● **Given data**
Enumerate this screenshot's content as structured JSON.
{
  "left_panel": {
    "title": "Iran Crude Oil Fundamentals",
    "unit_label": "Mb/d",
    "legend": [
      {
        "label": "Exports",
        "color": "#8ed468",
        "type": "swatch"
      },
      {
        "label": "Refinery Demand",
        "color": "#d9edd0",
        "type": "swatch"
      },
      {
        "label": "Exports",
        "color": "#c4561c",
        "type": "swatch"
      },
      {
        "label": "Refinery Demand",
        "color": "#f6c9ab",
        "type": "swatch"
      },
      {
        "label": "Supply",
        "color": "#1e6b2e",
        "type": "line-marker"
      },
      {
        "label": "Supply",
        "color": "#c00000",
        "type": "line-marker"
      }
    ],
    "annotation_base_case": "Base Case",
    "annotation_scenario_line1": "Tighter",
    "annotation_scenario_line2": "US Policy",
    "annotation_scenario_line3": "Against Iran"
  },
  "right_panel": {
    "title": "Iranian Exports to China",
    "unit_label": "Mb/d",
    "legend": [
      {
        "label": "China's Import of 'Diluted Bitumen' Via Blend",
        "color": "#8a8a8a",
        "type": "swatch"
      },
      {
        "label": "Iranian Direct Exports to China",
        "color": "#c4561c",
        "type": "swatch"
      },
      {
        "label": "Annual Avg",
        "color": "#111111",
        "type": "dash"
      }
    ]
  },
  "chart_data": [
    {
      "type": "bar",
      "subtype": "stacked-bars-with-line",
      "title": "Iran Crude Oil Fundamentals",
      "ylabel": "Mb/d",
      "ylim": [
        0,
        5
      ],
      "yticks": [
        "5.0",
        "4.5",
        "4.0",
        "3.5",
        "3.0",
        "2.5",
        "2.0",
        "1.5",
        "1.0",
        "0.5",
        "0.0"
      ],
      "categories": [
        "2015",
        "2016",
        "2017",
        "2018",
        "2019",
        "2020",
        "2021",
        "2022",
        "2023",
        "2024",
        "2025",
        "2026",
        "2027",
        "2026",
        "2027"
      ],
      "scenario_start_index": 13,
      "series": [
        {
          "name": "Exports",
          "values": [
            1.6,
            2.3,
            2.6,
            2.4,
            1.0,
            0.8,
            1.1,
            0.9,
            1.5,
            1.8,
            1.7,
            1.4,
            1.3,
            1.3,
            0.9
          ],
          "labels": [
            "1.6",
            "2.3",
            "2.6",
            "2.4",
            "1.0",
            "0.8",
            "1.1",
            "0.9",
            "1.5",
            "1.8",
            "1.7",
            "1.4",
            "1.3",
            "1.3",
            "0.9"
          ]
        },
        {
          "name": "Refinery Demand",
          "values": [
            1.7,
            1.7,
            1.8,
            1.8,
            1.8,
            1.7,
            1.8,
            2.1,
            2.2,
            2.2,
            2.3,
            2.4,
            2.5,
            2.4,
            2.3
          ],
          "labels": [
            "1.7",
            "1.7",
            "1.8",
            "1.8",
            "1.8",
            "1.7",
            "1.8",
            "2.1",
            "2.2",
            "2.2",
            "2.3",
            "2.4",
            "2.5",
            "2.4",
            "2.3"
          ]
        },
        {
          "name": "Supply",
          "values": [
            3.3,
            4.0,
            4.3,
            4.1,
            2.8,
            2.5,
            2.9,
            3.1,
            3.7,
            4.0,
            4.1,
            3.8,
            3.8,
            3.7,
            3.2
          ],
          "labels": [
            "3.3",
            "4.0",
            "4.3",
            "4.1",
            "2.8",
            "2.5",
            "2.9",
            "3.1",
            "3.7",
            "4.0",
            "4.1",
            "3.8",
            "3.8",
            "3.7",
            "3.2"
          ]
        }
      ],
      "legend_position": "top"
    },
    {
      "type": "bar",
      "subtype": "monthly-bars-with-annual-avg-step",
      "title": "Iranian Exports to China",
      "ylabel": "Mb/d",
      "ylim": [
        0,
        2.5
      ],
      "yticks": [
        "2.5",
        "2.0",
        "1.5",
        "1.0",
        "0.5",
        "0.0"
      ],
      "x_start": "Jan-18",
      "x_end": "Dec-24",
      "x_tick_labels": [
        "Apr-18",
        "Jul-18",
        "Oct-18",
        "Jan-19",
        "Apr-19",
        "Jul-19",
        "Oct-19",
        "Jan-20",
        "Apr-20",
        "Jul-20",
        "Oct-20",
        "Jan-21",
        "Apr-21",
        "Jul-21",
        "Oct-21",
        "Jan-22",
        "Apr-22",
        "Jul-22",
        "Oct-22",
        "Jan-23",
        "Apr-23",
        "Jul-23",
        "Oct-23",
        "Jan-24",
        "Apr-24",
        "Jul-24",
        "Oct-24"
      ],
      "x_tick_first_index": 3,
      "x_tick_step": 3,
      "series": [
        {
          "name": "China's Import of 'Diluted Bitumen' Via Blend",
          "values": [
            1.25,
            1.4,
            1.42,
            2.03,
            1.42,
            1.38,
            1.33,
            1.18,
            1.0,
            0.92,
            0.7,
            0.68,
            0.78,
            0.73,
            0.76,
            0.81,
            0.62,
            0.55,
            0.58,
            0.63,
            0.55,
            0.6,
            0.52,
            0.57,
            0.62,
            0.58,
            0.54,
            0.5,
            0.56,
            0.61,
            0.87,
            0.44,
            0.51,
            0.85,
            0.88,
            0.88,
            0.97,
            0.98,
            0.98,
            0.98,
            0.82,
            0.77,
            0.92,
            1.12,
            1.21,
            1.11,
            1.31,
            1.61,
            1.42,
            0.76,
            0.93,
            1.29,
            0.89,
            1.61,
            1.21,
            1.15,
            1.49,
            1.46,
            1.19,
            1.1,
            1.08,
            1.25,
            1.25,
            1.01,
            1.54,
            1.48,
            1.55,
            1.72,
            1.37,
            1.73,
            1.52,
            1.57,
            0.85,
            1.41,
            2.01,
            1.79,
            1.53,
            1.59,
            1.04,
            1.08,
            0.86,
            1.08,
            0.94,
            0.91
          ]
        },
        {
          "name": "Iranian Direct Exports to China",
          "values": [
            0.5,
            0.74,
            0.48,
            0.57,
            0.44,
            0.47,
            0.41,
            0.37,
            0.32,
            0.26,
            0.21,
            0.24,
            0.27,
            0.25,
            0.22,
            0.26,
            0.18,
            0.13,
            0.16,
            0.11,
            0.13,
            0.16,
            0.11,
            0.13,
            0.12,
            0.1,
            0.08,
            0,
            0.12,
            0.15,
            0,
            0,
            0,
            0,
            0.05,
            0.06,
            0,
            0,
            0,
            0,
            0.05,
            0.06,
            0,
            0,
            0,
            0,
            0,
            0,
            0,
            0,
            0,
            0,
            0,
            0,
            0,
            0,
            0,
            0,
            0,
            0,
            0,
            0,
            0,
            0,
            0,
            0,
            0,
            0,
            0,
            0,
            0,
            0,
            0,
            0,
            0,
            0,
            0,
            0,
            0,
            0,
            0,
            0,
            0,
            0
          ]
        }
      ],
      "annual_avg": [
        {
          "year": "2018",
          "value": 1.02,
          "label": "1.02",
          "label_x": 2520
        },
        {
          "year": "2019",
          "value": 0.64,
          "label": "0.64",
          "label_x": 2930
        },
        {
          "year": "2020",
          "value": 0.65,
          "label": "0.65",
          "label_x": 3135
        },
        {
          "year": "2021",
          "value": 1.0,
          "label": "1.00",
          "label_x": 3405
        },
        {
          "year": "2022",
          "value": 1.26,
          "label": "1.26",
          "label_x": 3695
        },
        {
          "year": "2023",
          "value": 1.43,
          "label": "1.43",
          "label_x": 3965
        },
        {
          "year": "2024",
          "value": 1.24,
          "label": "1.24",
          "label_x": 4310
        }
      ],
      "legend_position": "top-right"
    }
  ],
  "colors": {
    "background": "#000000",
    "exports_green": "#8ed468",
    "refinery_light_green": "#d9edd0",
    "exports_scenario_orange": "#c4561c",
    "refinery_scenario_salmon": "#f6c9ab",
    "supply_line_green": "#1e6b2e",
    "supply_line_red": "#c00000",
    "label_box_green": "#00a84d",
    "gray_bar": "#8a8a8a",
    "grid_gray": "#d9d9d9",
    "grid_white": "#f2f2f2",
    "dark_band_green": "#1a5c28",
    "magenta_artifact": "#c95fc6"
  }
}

● **Description of the task**
Copy all lines in the listing above where the string "Fundamentals" appears.

● **Answer below**
    "title": "Iran Crude Oil Fundamentals",
      "title": "Iran Crude Oil Fundamentals",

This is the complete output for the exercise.